> Dataset entries:
-.-.-

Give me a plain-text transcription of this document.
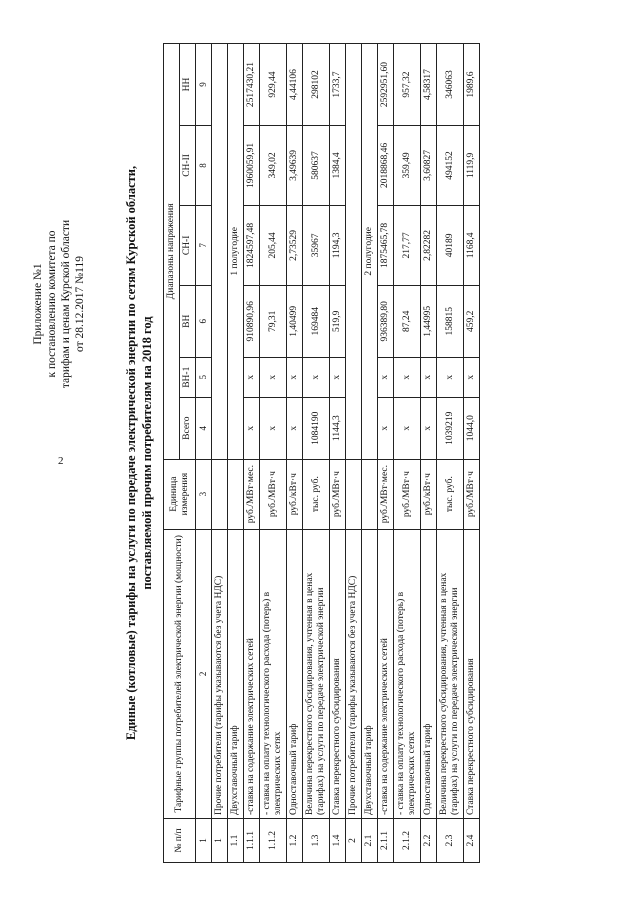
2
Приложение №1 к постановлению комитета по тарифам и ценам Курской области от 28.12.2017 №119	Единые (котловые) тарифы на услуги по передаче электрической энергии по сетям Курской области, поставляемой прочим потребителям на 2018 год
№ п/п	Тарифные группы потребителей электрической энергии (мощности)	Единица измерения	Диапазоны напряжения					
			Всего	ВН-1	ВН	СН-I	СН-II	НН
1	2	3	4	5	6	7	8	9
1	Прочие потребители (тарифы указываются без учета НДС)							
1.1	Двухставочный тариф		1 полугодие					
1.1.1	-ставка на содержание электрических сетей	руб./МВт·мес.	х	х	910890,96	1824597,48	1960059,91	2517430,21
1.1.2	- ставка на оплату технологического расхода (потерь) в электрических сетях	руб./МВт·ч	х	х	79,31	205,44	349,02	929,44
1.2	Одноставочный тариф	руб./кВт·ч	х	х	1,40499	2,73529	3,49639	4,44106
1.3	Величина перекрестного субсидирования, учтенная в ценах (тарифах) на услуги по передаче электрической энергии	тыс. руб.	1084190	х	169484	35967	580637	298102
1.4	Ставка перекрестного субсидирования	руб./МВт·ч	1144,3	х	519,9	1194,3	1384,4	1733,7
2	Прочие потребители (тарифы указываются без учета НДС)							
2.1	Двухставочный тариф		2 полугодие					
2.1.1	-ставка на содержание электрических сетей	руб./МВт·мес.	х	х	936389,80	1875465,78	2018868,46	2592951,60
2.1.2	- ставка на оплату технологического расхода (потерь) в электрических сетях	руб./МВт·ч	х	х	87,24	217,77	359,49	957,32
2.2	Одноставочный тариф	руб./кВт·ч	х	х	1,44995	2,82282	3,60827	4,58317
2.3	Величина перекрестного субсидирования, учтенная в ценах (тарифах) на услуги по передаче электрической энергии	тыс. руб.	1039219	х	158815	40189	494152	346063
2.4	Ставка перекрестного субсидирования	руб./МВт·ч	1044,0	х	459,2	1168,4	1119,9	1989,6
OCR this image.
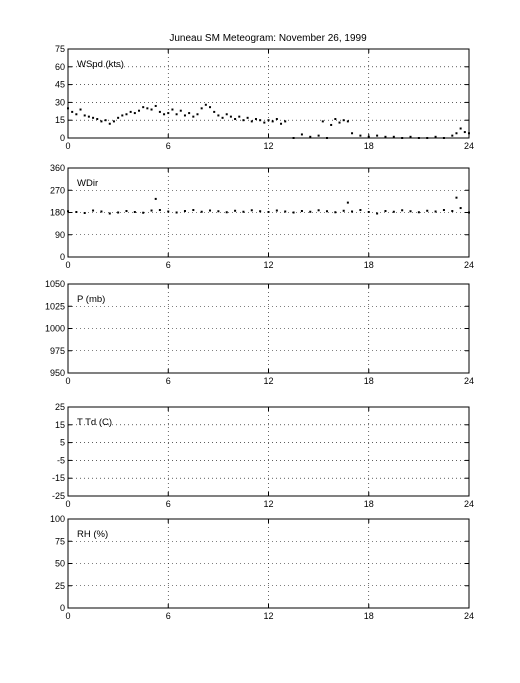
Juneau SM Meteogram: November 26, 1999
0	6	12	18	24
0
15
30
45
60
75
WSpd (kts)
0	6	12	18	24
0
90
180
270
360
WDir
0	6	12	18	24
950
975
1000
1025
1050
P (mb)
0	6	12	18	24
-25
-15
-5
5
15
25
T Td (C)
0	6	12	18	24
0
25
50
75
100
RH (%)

-.-.-

> Directions for this task:
Pictures are not part of the copy; output everything else in the records exactly.

> Exercise solution:
Give me a plain-text transcription of this document.
2
Приложение №1 к постановлению комитета по тарифам и ценам Курской области от 28.12.2017 №119	Единые (котловые) тарифы на услуги по передаче электрической энергии по сетям Курской области, поставляемой прочим потребителям на 2018 год
№ п/п	Тарифные группы потребителей электрической энергии (мощности)	Единица измерения	Диапазоны напряжения					
			Всего	ВН-1	ВН	СН-I	СН-II	НН
1	2	3	4	5	6	7	8	9
1	Прочие потребители (тарифы указываются без учета НДС)							
1.1	Двухставочный тариф		1 полугодие					
1.1.1	-ставка на содержание электрических сетей	руб./МВт·мес.	х	х	910890,96	1824597,48	1960059,91	2517430,21
1.1.2	- ставка на оплату технологического расхода (потерь) в электрических сетях	руб./МВт·ч	х	х	79,31	205,44	349,02	929,44
1.2	Одноставочный тариф	руб./кВт·ч	х	х	1,40499	2,73529	3,49639	4,44106
1.3	Величина перекрестного субсидирования, учтенная в ценах (тарифах) на услуги по передаче электрической энергии	тыс. руб.	1084190	х	169484	35967	580637	298102
1.4	Ставка перекрестного субсидирования	руб./МВт·ч	1144,3	х	519,9	1194,3	1384,4	1733,7
2	Прочие потребители (тарифы указываются без учета НДС)							
2.1	Двухставочный тариф		2 полугодие					
2.1.1	-ставка на содержание электрических сетей	руб./МВт·мес.	х	х	936389,80	1875465,78	2018868,46	2592951,60
2.1.2	- ставка на оплату технологического расхода (потерь) в электрических сетях	руб./МВт·ч	х	х	87,24	217,77	359,49	957,32
2.2	Одноставочный тариф	руб./кВт·ч	х	х	1,44995	2,82282	3,60827	4,58317
2.3	Величина перекрестного субсидирования, учтенная в ценах (тарифах) на услуги по передаче электрической энергии	тыс. руб.	1039219	х	158815	40189	494152	346063
2.4	Ставка перекрестного субсидирования	руб./МВт·ч	1044,0	х	459,2	1168,4	1119,9	1989,6
OCR this image.
Juneau SM Meteogram: November 26, 1999
0	6	12	18	24
0
15
30
45
60
75
WSpd (kts)
0	6	12	18	24
0
90
180
270
360
WDir
0	6	12	18	24
950
975
1000
1025
1050
P (mb)
0	6	12	18	24
-25
-15
-5
5
15
25
T Td (C)
0	6	12	18	24
0
25
50
75
100
RH (%)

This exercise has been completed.